**Consigne A**
Recopiez le passage du texte sur le groupe « Foyer Heureux » situé entre « Des témoignages éloquents » et « il se doit. », ces deux extrémités comprises.
**Consigne B**
Répondez aux questions suivantes à l'aide du texte sur le groupe « Foyer Heureux ».
(i) D'après l'initiatrice du groupe, quel n'est pas l'objectif de « Foyer Heureux » ?
(ii) Quels sujets figurent en tête des listes des sujets de discussion ?
(iii) Quel âge le texte donne-t-il à S.D. ?

**Texte**
L’initiatrice du groupe explique que contrairement à ce que pensent certaines féministes, l’objectif de « Foyer Heureux » n’est pas d’apprendre aux femmes comment manipuler leurs maris. « L’approche consiste à se connaître d’abord en tant que femme, à comprendre ta féminité, les valeurs, l’image que tu te dois d’incarner, comment remplir tes responsabilités en tant que femme, etc. Sans oublier toutes ces astuces afin de ne pas tomber dans le carcan quotidien d’une femme qui ne fait plus rien pour plaire à son mari».
Ainsi de par différents témoignages, la plupart des gens qui se marient possèdent une idée préconçue de ce que sera leur ménage alors qu’il se construit au jour au jour. « C’est cela que l’on essaie de déconstruire, car, avec l’expérience, nous avons vu que certains couples implosent suite à l’ignorance des femmes ». En témoignent certaines préférant se murer dans le silence, en boudant leurs maris sous prétexte qu’ils rentrent tard ou ivres.
Des témoignages éloquents
En tête des listes des sujets de discussion : l’infidélité et les maris qui ne s’acquittent pas de leurs responsabilités comme il se doit.
Certaines femmes approchées ne tarissent pas d’éloges sur cet espace de discussion. La trentaine S.D. est une de celles -là. Outre qu’il a contribué grandement à sauver son mariage, c’est un cadre qui lui a permis d’ouvrir les yeux.

**Données de segmentation des pages**
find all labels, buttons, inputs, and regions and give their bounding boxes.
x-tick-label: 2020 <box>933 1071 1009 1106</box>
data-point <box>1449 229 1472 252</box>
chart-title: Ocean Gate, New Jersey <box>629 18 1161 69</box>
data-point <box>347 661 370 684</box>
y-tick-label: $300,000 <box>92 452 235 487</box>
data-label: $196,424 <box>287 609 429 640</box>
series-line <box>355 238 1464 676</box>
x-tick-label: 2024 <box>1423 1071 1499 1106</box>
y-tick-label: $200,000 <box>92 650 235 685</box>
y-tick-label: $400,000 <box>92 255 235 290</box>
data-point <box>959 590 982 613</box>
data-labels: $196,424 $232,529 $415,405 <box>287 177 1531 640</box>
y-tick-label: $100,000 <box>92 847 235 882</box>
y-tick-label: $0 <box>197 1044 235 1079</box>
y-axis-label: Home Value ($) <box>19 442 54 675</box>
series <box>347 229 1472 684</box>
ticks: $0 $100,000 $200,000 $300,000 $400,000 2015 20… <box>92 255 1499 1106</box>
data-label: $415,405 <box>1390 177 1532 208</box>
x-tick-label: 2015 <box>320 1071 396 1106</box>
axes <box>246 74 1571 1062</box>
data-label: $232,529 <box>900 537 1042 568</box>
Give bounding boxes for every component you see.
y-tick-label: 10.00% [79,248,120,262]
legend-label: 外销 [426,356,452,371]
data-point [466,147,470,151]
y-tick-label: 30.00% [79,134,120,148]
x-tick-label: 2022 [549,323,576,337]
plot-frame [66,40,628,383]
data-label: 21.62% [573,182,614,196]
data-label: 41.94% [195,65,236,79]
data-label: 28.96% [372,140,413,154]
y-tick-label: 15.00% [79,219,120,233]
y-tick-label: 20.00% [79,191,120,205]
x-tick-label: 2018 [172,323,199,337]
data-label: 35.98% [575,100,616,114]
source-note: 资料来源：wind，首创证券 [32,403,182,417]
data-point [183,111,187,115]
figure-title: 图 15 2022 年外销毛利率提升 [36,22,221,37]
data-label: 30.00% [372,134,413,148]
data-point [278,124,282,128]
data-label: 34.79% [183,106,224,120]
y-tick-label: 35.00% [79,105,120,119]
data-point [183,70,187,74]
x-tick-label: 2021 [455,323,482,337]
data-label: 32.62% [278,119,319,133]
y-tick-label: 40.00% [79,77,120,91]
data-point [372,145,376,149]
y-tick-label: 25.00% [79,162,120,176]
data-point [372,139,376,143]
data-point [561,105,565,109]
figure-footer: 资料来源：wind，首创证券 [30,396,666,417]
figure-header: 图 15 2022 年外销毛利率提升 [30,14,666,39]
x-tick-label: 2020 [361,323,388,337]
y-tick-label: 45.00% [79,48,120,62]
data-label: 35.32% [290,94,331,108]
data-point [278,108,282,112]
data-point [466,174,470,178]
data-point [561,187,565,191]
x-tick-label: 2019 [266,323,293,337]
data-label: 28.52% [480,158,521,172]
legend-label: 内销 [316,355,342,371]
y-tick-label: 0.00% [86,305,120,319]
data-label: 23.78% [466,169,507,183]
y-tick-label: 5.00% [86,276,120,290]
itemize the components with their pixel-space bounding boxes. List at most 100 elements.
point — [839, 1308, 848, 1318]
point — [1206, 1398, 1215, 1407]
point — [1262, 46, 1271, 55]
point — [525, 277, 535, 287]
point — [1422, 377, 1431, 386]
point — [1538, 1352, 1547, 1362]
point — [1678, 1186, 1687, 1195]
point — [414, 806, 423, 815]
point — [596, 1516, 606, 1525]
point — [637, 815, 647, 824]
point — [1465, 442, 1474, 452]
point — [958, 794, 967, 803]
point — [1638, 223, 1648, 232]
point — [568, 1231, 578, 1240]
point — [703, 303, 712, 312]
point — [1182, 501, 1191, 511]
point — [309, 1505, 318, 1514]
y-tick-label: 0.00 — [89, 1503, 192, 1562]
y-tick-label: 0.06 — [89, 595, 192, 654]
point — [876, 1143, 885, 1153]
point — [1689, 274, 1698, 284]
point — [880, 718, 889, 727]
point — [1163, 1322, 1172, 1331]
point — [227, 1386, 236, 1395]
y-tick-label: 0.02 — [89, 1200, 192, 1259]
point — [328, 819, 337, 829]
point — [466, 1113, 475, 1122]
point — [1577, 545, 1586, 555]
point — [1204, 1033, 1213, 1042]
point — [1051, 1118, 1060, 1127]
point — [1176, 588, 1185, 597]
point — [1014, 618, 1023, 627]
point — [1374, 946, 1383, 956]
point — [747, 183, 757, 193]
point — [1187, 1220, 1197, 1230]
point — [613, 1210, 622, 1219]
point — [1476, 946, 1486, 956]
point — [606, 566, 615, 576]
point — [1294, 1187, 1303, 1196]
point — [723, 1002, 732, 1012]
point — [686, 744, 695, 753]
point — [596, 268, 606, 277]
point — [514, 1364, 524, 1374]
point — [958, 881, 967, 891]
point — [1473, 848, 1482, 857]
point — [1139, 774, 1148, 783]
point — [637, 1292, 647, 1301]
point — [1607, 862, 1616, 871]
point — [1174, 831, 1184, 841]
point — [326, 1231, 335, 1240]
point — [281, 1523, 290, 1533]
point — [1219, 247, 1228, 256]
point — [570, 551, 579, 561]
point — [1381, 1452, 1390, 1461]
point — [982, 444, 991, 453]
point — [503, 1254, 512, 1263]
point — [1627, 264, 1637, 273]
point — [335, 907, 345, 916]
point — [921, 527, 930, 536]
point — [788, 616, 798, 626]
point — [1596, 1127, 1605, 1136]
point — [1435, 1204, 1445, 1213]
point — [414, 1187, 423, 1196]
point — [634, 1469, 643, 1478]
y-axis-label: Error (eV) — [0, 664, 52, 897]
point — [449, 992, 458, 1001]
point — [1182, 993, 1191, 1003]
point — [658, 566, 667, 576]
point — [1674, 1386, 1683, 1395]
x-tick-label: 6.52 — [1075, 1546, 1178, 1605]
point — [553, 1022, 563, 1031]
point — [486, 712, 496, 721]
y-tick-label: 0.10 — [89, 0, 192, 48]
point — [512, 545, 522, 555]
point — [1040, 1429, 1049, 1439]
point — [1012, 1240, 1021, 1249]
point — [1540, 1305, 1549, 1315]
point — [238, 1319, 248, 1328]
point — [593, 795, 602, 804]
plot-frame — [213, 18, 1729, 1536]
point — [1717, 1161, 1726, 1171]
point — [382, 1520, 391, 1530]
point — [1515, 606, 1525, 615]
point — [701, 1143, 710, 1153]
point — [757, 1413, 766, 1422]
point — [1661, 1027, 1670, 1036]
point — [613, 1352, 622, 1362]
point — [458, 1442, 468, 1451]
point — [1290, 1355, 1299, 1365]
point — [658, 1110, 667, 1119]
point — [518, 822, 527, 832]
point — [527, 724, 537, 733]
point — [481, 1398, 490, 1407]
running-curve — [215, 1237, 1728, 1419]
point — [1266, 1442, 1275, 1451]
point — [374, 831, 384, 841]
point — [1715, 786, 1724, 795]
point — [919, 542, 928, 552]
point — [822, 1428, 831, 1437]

**Corrigé A**
Des témoignages éloquents
En tête des listes des sujets de discussion : l’infidélité et les maris qui ne s’acquittent pas de leurs responsabilités comme il se doit.

**Corrigé B**
(i) Apprendre aux femmes comment manipuler leurs maris.
(ii) L'infidélité et les maris qui ne s'acquittent pas de leurs responsabilités comme il se doit.
(iii) La trentaine.